[GIVEN EXERCISE]:
Output the line containing "Give me the" and each line after it through the end of the data, exactly as written, with pictures left out.

[DATA IN THIS EXERCISE]:

- - -

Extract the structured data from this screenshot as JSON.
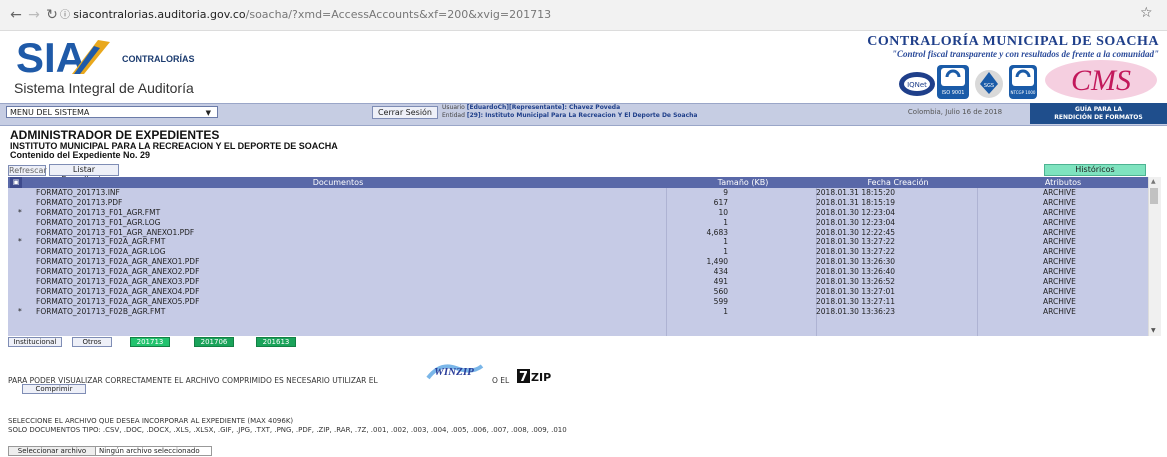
{
  "browser": {
    "url_host": "siacontralorias.auditoria.gov.co",
    "url_path": "/soacha/?xmd=AccessAccounts&xf=200&xvig=201713"
  },
  "header": {
    "logo_text": "SIA",
    "logo_sub": "CONTRALORÍAS",
    "system_name": "Sistema Integral de Auditoría",
    "org_title": "CONTRALORÍA MUNICIPAL DE SOACHA",
    "org_slogan": "\"Control fiscal transparente y con resultados de frente a la comunidad\"",
    "cms_logo_text": "CMS",
    "badges": [
      "IQNet",
      "ISO 9001",
      "SGS",
      "NTCGP 1000"
    ]
  },
  "menubar": {
    "menu_select": "MENU DEL SISTEMA",
    "logout": "Cerrar Sesión",
    "user_label": "Usuario",
    "user_value": "[EduardoCh][Representante]: Chavez Poveda",
    "entity_label": "Entidad",
    "entity_value": "[29]: Instituto Municipal Para La Recreacion Y El Deporte De Soacha",
    "date": "Colombia, Julio 16 de 2018",
    "guide": [
      "GUÍA PARA LA",
      "RENDICIÓN DE FORMATOS"
    ]
  },
  "titles": {
    "main": "ADMINISTRADOR DE EXPEDIENTES",
    "institution": "INSTITUTO MUNICIPAL PARA LA RECREACION Y EL DEPORTE DE SOACHA",
    "subtitle": "Contenido del Expediente No. 29"
  },
  "toolbar": {
    "refresh": "Refrescar",
    "list": "Listar Expediente",
    "history": "Históricos"
  },
  "table": {
    "headers": {
      "documents": "Documentos",
      "size": "Tamaño (KB)",
      "date": "Fecha Creación",
      "attributes": "Atributos"
    },
    "rows": [
      {
        "mark": "",
        "doc": "FORMATO_201713.INF",
        "size": "9",
        "date": "2018.01.31 18:15:20",
        "attr": "ARCHIVE"
      },
      {
        "mark": "",
        "doc": "FORMATO_201713.PDF",
        "size": "617",
        "date": "2018.01.31 18:15:19",
        "attr": "ARCHIVE"
      },
      {
        "mark": "*",
        "doc": "FORMATO_201713_F01_AGR.FMT",
        "size": "10",
        "date": "2018.01.30 12:23:04",
        "attr": "ARCHIVE"
      },
      {
        "mark": "",
        "doc": "FORMATO_201713_F01_AGR.LOG",
        "size": "1",
        "date": "2018.01.30 12:23:04",
        "attr": "ARCHIVE"
      },
      {
        "mark": "",
        "doc": "FORMATO_201713_F01_AGR_ANEXO1.PDF",
        "size": "4,683",
        "date": "2018.01.30 12:22:45",
        "attr": "ARCHIVE"
      },
      {
        "mark": "*",
        "doc": "FORMATO_201713_F02A_AGR.FMT",
        "size": "1",
        "date": "2018.01.30 13:27:22",
        "attr": "ARCHIVE"
      },
      {
        "mark": "",
        "doc": "FORMATO_201713_F02A_AGR.LOG",
        "size": "1",
        "date": "2018.01.30 13:27:22",
        "attr": "ARCHIVE"
      },
      {
        "mark": "",
        "doc": "FORMATO_201713_F02A_AGR_ANEXO1.PDF",
        "size": "1,490",
        "date": "2018.01.30 13:26:30",
        "attr": "ARCHIVE"
      },
      {
        "mark": "",
        "doc": "FORMATO_201713_F02A_AGR_ANEXO2.PDF",
        "size": "434",
        "date": "2018.01.30 13:26:40",
        "attr": "ARCHIVE"
      },
      {
        "mark": "",
        "doc": "FORMATO_201713_F02A_AGR_ANEXO3.PDF",
        "size": "491",
        "date": "2018.01.30 13:26:52",
        "attr": "ARCHIVE"
      },
      {
        "mark": "",
        "doc": "FORMATO_201713_F02A_AGR_ANEXO4.PDF",
        "size": "560",
        "date": "2018.01.30 13:27:01",
        "attr": "ARCHIVE"
      },
      {
        "mark": "",
        "doc": "FORMATO_201713_F02A_AGR_ANEXO5.PDF",
        "size": "599",
        "date": "2018.01.30 13:27:11",
        "attr": "ARCHIVE"
      },
      {
        "mark": "*",
        "doc": "FORMATO_201713_F02B_AGR.FMT",
        "size": "1",
        "date": "2018.01.30 13:36:23",
        "attr": "ARCHIVE"
      }
    ]
  },
  "tabs": {
    "institutional": "Institucional",
    "others": "Otros",
    "years": [
      "201713",
      "201706",
      "201613"
    ]
  },
  "compress": {
    "notice": "PARA PODER VISUALIZAR CORRECTAMENTE EL ARCHIVO COMPRIMIDO ES NECESARIO UTILIZAR EL",
    "or": "O EL",
    "winzip_label": "WINZIP",
    "zip7_label": "ZIP",
    "button": "Comprimir"
  },
  "upload": {
    "instruction1": "SELECCIONE EL ARCHIVO QUE DESEA INCORPORAR AL EXPEDIENTE (MAX 4096K)",
    "instruction2": "SOLO DOCUMENTOS TIPO: .CSV, .DOC, .DOCX, .XLS, .XLSX, .GIF, .JPG, .TXT, .PNG, .PDF, .ZIP, .RAR, .7Z, .001, .002, .003, .004, .005, .006, .007, .008, .009, .010",
    "select_button": "Seleccionar archivo",
    "no_file": "Ningún archivo seleccionado"
  }
}
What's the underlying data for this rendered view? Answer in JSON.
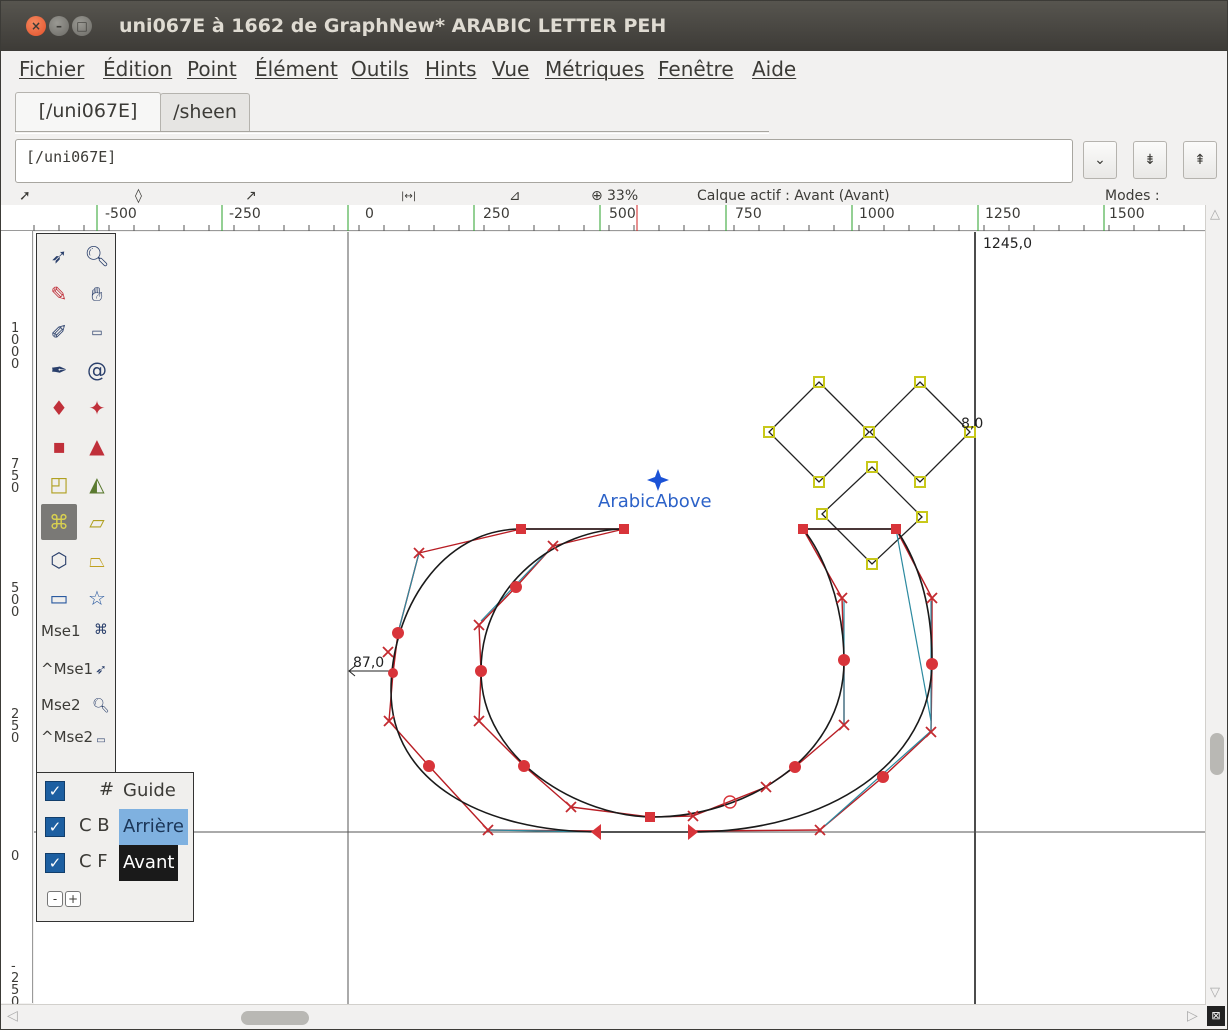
{
  "window": {
    "title": "uni067E à 1662 de GraphNew* ARABIC LETTER PEH"
  },
  "menu": [
    "Fichier",
    "Édition",
    "Point",
    "Élément",
    "Outils",
    "Hints",
    "Vue",
    "Métriques",
    "Fenêtre",
    "Aide"
  ],
  "tabs": [
    "[/uni067E]",
    "/sheen"
  ],
  "wordlist": {
    "value": "[/uni067E]"
  },
  "wordlist_buttons": [
    "⌄",
    "⇟",
    "⇞"
  ],
  "infobar": {
    "zoom": "33%",
    "active_layer": "Calque actif : Avant (Avant)",
    "modes": "Modes :"
  },
  "ruler": {
    "x_labels": [
      "-500",
      "-250",
      "0",
      "250",
      "500",
      "750",
      "1000",
      "1250",
      "1500"
    ],
    "y_labels": [
      "1000",
      "750",
      "500",
      "250",
      "0",
      "-250"
    ]
  },
  "canvas": {
    "advance_width_label": "1245,0",
    "anchor_label": "ArabicAbove",
    "measure_left": "87,0",
    "measure_right": "8,0"
  },
  "tools": [
    "pointer-icon",
    "magnify-icon",
    "pencil-icon",
    "hand-icon",
    "knife-icon",
    "ruler-icon",
    "pen-icon",
    "spiral-icon",
    "curve-point-icon",
    "hv-curve-point-icon",
    "corner-point-icon",
    "tangent-point-icon",
    "scale-icon",
    "flip-icon",
    "rotate-icon",
    "skew-icon",
    "3d-rotate-icon",
    "perspective-icon",
    "rectangle-icon",
    "star-icon"
  ],
  "mouse_bindings": [
    "Mse1",
    "^Mse1",
    "Mse2",
    "^Mse2"
  ],
  "layers": [
    {
      "code": "#",
      "name": "Guide",
      "checked": true
    },
    {
      "code": "C B",
      "name": "Arrière",
      "checked": true
    },
    {
      "code": "C F",
      "name": "Avant",
      "checked": true
    }
  ],
  "layer_buttons": [
    "-",
    "+"
  ]
}
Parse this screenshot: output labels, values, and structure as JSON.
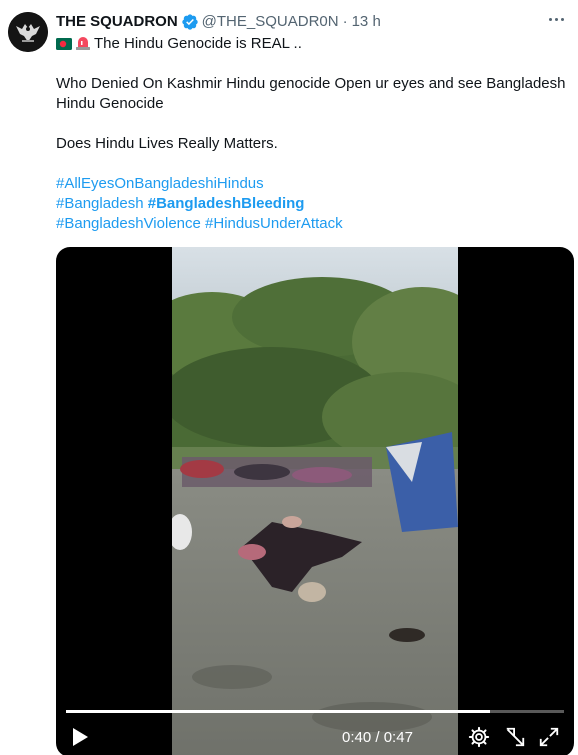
{
  "tweet": {
    "author": {
      "display_name": "THE SQUADRON",
      "handle": "@THE_SQUADR0N",
      "verified": true
    },
    "separator": "·",
    "time": "13 h",
    "lines": [
      "The Hindu Genocide is REAL ..",
      "",
      "Who Denied On Kashmir Hindu genocide Open ur eyes and see Bangladesh",
      "Hindu Genocide",
      "",
      "Does Hindu Lives Really Matters.",
      ""
    ],
    "hashtags": {
      "row1": [
        "#AllEyesOnBangladeshiHindus"
      ],
      "row2": [
        "#Bangladesh",
        "#BangladeshBleeding"
      ],
      "row3": [
        "#BangladeshViolence",
        "#HindusUnderAttack"
      ]
    }
  },
  "video": {
    "current_time": "0:40",
    "duration": "0:47",
    "time_separator": "/",
    "progress_fraction": 0.851
  },
  "colors": {
    "link": "#1d9bf0",
    "verified": "#1d9bf0",
    "secondary_text": "#536471",
    "flag_bd_green": "#006a4e",
    "flag_bd_red": "#f42a41"
  },
  "icons": {
    "verified": "verified-badge-icon",
    "more": "more-options-icon",
    "play": "play-icon",
    "settings": "gear-icon",
    "collapse": "collapse-icon",
    "fullscreen": "fullscreen-icon"
  }
}
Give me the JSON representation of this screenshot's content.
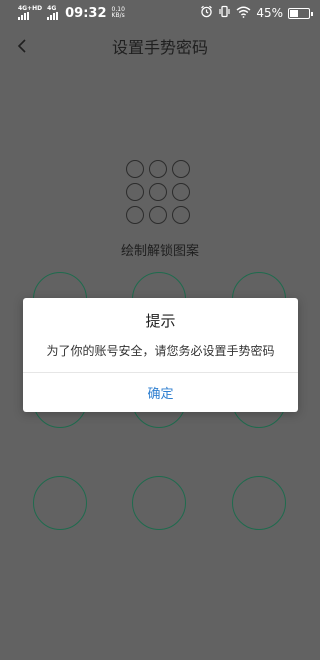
{
  "status_bar": {
    "sim1_tag": "4G+HD",
    "sim2_tag": "4G",
    "time": "09:32",
    "speed_value": "0.10",
    "speed_unit": "KB/s",
    "battery_pct": "45%",
    "battery_level": 0.45,
    "icons": [
      "signal-icon",
      "alarm-icon",
      "vibrate-icon",
      "wifi-icon",
      "battery-icon"
    ]
  },
  "nav": {
    "back_icon": "chevron-left-icon",
    "title": "设置手势密码"
  },
  "pattern_setup": {
    "hint": "绘制解锁图案",
    "preview_grid": "3x3",
    "node_count": 9,
    "ring_color": "#1f6b4e"
  },
  "dialog": {
    "title": "提示",
    "message": "为了你的账号安全，请您务必设置手势密码",
    "confirm_label": "确定",
    "accent_color": "#2f7fd0"
  }
}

- - -

[THE COMPLETED TASK]:
Give me the JSON representation of this screenshot's content.
{
  "status_bar": {
    "sim1_tag": "4G+HD",
    "sim2_tag": "4G",
    "time": "09:32",
    "speed_value": "0.10",
    "speed_unit": "KB/s",
    "battery_pct": "45%",
    "battery_level": 0.45,
    "icons": [
      "signal-icon",
      "alarm-icon",
      "vibrate-icon",
      "wifi-icon",
      "battery-icon"
    ]
  },
  "nav": {
    "back_icon": "chevron-left-icon",
    "title": "设置手势密码"
  },
  "pattern_setup": {
    "hint": "绘制解锁图案",
    "preview_grid": "3x3",
    "node_count": 9,
    "ring_color": "#1f6b4e"
  },
  "dialog": {
    "title": "提示",
    "message": "为了你的账号安全，请您务必设置手势密码",
    "confirm_label": "确定",
    "accent_color": "#2f7fd0"
  }
}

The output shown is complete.